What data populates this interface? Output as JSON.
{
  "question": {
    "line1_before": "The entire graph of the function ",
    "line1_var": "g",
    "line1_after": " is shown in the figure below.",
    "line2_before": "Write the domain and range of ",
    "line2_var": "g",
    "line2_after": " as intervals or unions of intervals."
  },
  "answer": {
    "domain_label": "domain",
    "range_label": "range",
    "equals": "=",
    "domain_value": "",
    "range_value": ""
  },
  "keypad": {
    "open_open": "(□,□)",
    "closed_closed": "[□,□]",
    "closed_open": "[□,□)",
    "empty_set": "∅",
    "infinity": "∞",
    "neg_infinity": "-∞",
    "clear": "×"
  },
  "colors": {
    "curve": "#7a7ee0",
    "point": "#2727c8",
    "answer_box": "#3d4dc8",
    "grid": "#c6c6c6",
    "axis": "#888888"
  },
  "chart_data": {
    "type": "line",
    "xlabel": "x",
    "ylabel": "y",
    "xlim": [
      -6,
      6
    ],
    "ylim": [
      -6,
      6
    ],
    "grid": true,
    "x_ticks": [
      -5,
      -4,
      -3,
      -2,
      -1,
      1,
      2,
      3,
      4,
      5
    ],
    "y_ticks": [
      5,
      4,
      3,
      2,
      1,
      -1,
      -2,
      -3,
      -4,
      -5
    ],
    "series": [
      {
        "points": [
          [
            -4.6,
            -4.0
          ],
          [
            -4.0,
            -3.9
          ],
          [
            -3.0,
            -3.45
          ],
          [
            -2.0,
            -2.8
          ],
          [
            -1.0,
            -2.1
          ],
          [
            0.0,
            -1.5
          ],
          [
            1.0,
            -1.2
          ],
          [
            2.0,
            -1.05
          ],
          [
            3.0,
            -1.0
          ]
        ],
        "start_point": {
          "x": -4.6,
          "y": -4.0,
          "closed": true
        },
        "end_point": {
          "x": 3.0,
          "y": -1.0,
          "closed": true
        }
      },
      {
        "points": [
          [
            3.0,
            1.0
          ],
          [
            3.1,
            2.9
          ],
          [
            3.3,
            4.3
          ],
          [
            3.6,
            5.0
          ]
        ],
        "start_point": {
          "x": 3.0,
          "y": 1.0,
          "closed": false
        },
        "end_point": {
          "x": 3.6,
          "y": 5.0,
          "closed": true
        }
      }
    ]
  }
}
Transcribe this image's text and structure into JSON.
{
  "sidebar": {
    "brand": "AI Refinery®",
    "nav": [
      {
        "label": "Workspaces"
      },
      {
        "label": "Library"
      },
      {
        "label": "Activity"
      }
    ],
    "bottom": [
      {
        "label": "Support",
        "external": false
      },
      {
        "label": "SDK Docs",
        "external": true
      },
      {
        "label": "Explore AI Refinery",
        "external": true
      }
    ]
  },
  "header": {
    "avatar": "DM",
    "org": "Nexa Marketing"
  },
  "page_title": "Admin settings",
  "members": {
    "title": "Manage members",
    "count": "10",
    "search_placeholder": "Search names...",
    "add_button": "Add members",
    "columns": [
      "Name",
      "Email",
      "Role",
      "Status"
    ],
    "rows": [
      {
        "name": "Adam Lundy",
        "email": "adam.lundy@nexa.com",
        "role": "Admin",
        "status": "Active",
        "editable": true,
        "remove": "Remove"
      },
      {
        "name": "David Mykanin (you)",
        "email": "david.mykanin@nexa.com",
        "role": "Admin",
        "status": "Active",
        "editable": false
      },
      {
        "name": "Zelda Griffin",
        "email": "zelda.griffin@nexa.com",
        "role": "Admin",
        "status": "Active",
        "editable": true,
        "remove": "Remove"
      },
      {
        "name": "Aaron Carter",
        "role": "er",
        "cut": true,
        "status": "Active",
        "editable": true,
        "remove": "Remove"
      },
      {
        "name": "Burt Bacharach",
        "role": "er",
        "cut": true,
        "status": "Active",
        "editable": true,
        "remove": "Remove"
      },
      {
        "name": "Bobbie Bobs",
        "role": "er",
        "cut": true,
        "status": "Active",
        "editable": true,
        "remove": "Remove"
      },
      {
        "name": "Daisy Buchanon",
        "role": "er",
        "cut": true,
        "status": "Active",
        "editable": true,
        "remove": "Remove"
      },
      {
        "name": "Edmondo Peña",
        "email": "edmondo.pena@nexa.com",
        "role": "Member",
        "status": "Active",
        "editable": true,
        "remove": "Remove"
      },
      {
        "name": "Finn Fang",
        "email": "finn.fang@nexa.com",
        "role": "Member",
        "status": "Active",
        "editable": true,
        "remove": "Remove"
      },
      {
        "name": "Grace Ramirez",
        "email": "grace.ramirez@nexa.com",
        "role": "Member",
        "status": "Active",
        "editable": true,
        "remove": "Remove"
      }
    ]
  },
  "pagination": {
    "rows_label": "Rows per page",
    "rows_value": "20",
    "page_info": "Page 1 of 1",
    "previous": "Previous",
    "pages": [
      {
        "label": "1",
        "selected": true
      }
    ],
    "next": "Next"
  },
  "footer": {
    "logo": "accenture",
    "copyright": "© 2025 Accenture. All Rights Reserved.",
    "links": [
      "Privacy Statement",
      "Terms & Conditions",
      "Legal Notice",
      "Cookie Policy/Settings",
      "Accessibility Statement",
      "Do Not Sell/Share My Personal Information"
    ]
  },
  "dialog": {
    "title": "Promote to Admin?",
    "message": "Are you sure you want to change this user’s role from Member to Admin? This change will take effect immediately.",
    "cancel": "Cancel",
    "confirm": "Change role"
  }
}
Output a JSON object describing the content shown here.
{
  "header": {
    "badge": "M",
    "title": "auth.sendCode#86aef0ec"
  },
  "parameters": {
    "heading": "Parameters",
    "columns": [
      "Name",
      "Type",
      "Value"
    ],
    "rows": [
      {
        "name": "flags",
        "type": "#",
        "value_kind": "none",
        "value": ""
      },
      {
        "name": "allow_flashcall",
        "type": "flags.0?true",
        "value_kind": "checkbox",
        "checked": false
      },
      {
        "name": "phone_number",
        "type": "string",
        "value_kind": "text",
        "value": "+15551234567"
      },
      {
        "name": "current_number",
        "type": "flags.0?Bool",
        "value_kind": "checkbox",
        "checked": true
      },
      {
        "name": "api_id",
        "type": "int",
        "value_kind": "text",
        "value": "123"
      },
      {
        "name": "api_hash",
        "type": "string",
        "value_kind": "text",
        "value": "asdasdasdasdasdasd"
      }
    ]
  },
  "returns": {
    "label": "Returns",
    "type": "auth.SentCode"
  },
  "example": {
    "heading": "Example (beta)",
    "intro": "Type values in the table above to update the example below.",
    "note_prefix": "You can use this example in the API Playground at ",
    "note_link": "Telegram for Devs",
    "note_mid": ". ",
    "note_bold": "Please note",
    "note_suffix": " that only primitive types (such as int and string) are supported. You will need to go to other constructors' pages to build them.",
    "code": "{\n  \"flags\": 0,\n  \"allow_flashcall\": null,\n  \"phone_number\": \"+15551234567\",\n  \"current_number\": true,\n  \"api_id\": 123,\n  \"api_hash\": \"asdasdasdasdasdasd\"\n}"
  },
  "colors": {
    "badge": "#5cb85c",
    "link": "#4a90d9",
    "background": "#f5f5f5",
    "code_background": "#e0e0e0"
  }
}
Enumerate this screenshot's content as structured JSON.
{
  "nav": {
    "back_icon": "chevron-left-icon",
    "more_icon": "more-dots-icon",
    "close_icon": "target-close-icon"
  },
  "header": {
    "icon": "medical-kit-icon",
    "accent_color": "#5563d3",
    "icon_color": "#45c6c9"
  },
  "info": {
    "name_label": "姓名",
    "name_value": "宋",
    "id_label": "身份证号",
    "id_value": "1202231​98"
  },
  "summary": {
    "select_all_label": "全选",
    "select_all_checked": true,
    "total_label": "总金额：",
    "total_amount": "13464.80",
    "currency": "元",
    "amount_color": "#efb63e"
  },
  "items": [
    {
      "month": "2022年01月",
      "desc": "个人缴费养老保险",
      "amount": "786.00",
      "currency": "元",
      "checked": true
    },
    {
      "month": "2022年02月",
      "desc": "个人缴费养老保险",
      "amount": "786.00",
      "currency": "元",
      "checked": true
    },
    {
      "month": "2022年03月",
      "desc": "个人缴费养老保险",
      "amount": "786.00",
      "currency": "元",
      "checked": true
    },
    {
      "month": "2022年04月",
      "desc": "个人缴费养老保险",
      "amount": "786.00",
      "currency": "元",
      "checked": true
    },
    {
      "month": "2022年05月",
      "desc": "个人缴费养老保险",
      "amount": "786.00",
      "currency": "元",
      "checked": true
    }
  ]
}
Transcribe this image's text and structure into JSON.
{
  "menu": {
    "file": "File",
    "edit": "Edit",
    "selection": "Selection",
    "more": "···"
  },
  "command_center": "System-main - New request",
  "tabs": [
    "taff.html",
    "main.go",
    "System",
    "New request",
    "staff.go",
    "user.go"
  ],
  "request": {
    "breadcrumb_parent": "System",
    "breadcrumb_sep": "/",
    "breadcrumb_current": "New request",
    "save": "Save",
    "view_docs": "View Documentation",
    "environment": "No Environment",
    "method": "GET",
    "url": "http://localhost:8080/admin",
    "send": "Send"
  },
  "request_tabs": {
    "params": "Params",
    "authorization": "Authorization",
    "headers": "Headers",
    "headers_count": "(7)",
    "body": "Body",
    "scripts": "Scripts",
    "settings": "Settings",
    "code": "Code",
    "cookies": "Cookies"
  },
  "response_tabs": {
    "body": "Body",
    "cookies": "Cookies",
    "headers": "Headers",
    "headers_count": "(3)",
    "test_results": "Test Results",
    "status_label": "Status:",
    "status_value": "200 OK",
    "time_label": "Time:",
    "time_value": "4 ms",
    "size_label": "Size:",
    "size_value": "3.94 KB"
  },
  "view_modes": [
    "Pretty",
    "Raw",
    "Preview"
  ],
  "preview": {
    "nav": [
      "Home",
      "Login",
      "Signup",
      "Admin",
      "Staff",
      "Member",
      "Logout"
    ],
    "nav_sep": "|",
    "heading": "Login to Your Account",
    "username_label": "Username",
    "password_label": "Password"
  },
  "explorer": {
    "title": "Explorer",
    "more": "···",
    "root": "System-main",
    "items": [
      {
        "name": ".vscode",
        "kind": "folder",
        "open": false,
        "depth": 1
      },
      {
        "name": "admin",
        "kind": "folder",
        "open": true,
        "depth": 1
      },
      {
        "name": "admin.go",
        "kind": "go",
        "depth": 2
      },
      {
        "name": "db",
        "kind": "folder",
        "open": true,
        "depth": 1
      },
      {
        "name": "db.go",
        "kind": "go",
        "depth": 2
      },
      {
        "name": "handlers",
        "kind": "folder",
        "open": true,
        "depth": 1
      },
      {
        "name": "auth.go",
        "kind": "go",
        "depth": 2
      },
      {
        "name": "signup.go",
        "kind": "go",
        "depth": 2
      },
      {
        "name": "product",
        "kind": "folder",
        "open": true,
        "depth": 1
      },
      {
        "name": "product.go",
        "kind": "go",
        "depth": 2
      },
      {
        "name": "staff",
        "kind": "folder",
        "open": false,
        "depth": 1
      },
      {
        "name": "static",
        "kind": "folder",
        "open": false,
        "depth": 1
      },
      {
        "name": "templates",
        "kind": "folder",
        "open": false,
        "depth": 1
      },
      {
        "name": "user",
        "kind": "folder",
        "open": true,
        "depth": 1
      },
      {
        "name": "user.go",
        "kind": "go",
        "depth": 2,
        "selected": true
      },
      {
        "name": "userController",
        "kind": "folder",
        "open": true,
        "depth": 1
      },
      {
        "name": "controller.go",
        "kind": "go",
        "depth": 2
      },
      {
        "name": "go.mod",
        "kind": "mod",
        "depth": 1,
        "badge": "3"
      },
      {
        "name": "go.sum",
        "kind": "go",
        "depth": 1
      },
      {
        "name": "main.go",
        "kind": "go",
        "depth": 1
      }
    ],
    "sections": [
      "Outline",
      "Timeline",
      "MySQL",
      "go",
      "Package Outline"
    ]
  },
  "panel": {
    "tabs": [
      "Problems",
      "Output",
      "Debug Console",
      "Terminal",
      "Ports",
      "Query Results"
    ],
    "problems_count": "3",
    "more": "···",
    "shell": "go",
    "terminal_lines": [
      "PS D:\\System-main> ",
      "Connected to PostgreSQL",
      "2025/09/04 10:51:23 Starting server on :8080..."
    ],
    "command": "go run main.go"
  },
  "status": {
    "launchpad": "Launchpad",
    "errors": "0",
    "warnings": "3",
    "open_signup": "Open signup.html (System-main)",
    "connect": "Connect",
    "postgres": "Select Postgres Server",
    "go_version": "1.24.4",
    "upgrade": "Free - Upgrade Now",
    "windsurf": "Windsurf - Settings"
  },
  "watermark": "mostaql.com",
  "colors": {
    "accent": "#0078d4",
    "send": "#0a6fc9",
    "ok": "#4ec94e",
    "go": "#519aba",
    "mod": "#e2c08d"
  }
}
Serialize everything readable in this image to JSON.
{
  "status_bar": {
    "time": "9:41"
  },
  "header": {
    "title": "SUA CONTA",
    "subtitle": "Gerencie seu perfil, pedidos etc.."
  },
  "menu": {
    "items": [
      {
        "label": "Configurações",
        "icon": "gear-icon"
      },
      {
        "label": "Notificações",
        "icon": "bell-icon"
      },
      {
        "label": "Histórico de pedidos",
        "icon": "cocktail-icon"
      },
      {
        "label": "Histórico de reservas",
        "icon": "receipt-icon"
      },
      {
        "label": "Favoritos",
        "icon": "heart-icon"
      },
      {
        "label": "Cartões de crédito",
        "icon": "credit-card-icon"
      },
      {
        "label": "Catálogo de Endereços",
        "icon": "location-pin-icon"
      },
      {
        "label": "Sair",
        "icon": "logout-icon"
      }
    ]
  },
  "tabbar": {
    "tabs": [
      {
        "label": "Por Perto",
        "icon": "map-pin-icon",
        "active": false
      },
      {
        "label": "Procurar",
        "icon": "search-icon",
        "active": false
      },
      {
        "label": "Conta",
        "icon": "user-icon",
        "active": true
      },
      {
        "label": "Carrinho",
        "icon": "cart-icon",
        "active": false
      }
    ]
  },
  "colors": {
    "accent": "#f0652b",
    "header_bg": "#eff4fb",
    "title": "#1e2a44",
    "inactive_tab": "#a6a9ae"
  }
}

______

Your task
List the lines of the entries that include "this".

Answer to the task
What data populates this interface? Output as JSON.
Transcribe this image's text and structure into JSON.
    "message": "Are you sure you want to change this user’s role from Member to Admin? This change will take effect immediately.",
    "note_prefix": "You can use this example in the API Playground at ",
Enumerate this screenshot's content as structured JSON.
Transcribe this image's text and structure into JSON.
Serialize everything readable in this image to JSON.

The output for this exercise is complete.